- [Work to complete]: Report every line from the material that contains the word "provincia".

Dataset rows:

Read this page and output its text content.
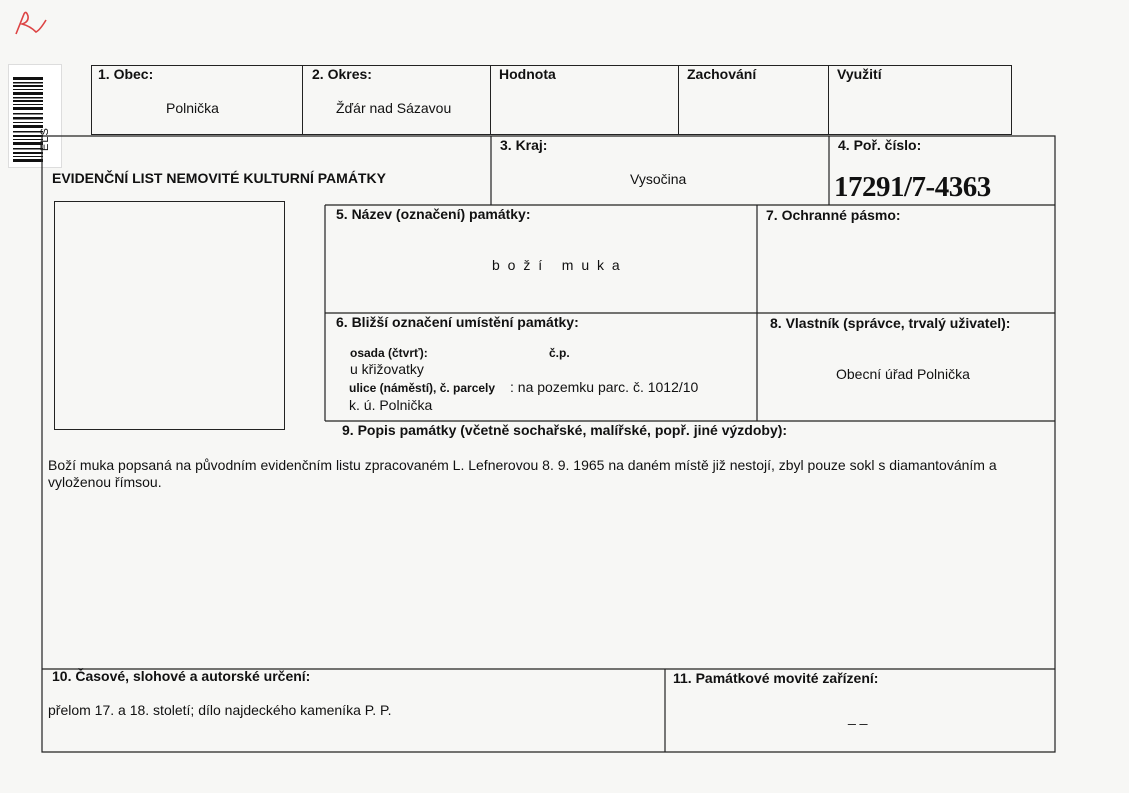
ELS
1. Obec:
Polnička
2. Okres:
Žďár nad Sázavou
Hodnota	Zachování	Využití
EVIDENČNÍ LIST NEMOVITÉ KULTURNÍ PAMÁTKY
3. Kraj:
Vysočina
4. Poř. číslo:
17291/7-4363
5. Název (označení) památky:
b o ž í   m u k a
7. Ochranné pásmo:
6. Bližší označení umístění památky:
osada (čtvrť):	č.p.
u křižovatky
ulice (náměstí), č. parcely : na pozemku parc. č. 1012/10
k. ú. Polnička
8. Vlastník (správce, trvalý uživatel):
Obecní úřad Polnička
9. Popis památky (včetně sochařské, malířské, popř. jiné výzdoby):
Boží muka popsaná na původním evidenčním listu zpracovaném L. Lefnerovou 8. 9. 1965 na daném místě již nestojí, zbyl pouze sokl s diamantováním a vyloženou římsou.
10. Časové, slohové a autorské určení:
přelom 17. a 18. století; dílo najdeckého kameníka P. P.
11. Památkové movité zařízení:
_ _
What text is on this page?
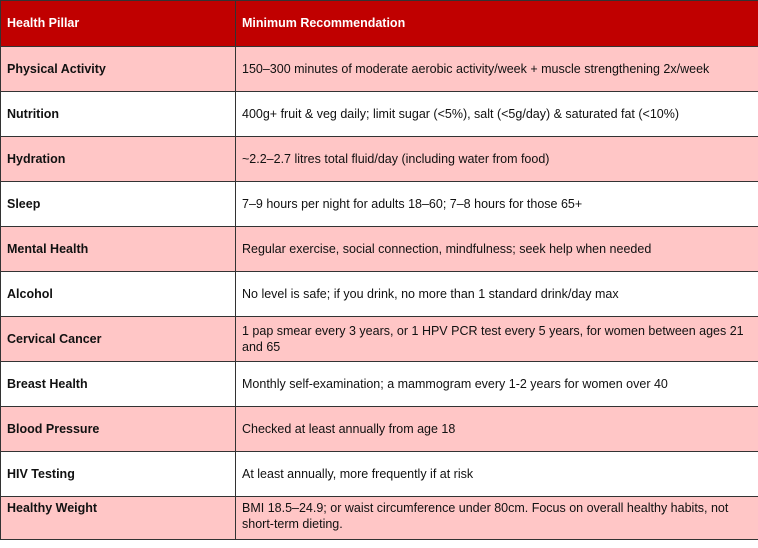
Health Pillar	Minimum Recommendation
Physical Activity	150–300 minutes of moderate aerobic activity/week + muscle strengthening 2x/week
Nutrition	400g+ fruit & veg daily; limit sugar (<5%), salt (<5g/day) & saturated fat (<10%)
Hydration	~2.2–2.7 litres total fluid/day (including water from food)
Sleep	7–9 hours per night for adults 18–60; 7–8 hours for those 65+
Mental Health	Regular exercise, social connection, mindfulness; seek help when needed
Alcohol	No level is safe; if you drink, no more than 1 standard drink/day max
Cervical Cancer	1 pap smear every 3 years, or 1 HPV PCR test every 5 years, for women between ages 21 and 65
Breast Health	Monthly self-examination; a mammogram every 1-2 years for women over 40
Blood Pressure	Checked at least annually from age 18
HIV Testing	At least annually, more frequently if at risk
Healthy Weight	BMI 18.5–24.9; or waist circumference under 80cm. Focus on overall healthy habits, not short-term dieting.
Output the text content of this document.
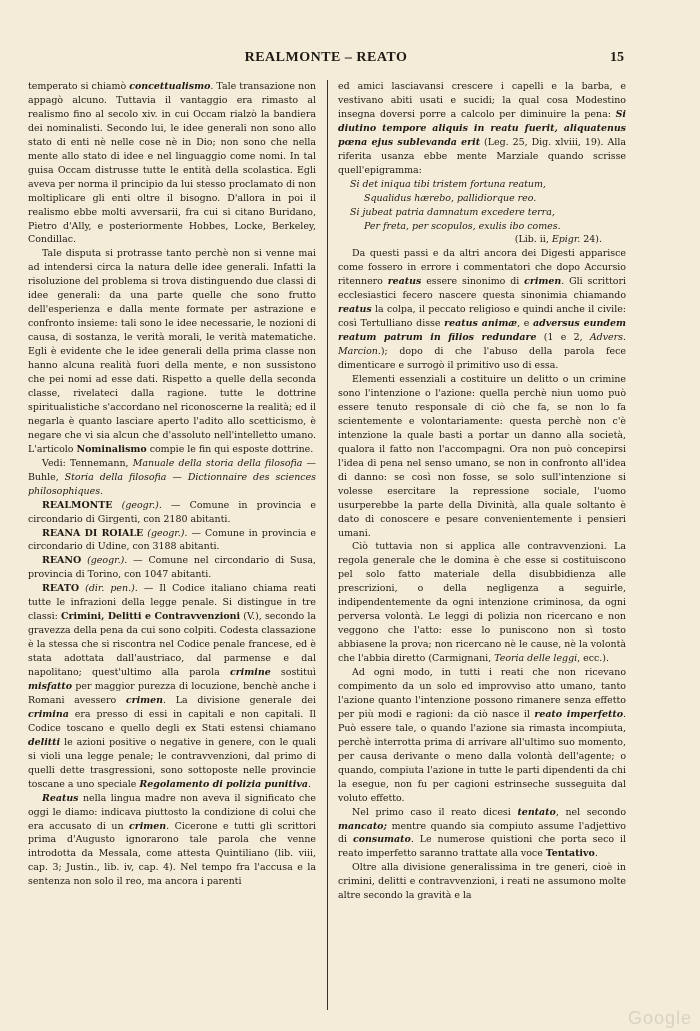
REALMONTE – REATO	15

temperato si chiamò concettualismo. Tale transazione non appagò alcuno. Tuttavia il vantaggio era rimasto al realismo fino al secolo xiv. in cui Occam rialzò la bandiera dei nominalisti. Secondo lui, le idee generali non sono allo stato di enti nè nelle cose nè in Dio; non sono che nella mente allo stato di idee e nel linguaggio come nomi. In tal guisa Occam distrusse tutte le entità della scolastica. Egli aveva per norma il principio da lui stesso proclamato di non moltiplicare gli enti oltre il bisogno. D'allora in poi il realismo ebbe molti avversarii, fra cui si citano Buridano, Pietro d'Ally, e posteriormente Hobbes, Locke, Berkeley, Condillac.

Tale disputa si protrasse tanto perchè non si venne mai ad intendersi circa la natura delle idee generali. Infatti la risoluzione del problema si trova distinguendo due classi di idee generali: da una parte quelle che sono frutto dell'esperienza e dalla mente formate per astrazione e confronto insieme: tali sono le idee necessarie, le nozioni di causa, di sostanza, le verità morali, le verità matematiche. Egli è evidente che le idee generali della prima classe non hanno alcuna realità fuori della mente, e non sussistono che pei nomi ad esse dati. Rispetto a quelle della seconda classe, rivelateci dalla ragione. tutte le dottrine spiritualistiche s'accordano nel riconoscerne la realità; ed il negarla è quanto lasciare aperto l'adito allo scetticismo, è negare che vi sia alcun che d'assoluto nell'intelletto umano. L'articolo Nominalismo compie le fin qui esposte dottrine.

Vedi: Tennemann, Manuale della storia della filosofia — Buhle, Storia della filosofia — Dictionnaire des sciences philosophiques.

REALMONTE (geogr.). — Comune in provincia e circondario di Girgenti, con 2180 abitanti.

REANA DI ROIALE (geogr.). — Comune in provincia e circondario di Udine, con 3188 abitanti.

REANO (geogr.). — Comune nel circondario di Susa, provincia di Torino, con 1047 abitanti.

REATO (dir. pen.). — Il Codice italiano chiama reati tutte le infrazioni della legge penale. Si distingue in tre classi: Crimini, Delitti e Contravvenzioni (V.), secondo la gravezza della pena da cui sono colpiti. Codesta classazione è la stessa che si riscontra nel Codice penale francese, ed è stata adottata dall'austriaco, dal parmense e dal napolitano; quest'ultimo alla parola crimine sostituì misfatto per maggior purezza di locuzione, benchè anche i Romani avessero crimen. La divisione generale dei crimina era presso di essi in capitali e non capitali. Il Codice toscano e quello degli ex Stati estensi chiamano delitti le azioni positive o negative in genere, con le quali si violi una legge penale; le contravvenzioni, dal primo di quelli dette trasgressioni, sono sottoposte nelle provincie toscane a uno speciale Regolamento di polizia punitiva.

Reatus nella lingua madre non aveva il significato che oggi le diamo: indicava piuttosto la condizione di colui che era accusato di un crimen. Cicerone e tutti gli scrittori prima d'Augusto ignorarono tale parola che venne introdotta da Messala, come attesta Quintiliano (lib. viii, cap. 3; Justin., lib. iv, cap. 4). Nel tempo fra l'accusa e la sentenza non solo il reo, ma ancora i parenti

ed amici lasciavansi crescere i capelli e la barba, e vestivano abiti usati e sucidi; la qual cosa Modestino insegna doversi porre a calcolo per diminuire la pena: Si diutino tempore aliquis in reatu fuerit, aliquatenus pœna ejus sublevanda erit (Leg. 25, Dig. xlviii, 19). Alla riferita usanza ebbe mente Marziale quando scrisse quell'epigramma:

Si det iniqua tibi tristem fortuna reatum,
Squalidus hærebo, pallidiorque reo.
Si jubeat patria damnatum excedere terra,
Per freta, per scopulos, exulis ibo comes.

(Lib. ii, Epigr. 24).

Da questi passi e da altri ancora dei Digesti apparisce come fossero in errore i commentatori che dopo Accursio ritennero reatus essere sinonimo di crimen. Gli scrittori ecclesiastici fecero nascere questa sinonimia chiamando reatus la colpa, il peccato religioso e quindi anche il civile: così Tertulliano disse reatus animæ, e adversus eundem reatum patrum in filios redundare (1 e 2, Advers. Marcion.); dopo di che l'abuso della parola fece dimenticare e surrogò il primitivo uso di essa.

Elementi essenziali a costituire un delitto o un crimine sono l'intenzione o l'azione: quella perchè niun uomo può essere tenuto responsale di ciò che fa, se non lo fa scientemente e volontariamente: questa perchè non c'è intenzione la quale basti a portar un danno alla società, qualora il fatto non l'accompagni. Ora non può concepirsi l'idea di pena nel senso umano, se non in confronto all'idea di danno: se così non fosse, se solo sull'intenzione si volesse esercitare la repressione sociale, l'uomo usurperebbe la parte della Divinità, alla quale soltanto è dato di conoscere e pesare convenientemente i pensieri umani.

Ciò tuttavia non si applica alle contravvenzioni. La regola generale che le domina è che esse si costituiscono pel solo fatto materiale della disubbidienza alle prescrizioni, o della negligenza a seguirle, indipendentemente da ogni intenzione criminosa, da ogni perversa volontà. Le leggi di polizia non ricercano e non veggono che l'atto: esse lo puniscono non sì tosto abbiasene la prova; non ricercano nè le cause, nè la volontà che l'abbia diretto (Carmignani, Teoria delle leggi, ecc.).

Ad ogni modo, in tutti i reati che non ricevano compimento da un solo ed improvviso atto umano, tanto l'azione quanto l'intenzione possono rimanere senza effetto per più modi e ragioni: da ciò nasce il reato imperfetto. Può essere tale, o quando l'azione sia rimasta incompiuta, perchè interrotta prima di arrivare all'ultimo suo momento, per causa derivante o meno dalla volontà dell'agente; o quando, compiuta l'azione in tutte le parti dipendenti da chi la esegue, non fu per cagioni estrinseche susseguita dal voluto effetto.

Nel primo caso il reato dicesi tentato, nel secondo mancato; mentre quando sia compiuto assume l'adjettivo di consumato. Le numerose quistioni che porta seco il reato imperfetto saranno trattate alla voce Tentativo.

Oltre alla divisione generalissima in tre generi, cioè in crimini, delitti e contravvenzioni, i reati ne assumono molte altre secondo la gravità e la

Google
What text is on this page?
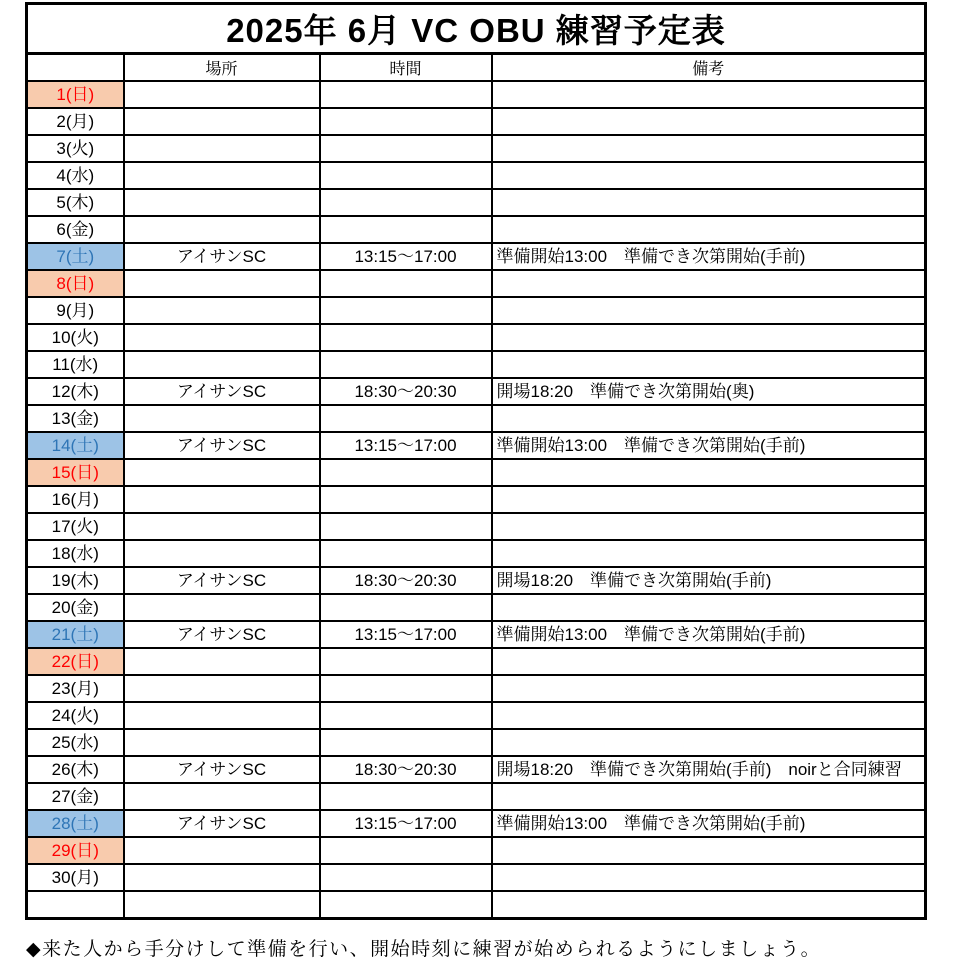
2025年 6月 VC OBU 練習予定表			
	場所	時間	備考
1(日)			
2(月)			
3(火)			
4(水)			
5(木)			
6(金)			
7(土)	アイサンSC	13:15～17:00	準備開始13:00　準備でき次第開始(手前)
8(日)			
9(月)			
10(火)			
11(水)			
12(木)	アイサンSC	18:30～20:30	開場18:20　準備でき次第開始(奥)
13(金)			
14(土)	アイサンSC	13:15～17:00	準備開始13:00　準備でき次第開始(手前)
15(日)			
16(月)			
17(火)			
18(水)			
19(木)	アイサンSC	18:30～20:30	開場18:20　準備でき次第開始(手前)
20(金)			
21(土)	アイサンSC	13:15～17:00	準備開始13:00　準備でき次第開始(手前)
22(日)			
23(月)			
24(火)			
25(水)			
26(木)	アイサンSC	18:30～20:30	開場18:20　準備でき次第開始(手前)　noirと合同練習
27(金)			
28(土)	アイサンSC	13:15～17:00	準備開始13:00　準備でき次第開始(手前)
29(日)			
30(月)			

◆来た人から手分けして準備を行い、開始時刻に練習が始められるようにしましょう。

- [Completed exercise]:
REALMONTE (geogr.). — Comune in provincia e circondario di Girgenti, con 2180 abitanti.
REANA DI ROIALE (geogr.). — Comune in provincia e circondario di Udine, con 3188 abitanti.
REANO (geogr.). — Comune nel circondario di Susa, provincia di Torino, con 1047 abitanti.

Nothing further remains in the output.